Stored data:
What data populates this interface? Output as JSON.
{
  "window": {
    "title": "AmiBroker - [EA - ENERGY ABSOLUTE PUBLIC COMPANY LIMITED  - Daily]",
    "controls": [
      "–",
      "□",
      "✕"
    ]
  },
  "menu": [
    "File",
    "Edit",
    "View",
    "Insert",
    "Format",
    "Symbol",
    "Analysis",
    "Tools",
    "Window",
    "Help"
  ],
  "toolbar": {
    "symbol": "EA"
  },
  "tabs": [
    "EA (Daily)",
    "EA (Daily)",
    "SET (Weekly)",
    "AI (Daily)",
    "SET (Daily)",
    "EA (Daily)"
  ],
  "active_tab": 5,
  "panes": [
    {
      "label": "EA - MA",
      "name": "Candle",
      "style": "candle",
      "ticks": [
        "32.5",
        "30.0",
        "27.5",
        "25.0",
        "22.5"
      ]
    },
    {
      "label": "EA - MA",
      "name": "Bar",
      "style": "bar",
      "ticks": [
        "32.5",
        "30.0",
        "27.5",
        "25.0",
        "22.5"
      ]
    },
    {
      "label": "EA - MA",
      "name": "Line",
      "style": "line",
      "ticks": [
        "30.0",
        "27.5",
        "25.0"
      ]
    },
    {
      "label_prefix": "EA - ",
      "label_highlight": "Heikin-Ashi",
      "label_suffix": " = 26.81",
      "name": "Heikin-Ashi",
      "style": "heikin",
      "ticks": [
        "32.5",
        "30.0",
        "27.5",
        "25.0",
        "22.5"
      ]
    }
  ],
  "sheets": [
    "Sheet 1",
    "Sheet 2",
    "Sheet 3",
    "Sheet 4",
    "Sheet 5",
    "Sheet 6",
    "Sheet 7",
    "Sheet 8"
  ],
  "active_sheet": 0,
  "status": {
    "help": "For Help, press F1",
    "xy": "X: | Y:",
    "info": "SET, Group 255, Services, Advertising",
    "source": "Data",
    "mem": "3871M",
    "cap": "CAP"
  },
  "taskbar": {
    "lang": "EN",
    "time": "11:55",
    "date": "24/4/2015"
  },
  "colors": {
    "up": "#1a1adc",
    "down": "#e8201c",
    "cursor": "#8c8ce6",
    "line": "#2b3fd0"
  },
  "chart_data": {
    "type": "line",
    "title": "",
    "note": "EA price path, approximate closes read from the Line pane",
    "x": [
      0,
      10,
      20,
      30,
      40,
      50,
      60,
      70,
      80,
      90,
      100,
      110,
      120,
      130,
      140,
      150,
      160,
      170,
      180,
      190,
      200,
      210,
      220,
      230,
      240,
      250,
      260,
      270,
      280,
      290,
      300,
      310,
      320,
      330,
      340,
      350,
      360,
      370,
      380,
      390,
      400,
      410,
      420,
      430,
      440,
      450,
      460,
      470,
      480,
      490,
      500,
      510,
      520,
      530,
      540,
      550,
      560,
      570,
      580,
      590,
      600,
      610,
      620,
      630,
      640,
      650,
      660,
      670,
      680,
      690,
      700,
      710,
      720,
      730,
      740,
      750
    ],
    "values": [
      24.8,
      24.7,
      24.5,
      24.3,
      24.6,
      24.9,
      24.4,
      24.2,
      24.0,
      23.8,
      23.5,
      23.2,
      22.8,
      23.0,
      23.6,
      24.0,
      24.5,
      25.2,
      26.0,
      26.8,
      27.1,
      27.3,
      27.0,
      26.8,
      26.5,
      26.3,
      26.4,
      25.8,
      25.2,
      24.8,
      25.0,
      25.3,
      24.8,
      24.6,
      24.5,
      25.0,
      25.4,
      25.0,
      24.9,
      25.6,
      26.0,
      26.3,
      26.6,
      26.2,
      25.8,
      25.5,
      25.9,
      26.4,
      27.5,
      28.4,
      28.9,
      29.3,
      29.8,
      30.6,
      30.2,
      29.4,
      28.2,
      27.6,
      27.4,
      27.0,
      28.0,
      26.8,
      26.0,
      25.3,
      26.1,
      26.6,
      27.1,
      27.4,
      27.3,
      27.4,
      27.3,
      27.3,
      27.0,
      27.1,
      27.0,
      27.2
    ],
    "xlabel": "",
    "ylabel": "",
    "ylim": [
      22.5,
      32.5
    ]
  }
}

◆ **Objective**: Within the listing above, copy each line that has the string "name".

◆ **Solution to the problem**:
      "name": "Candle",
      "name": "Bar",
      "name": "Line",
      "name": "Heikin-Ashi",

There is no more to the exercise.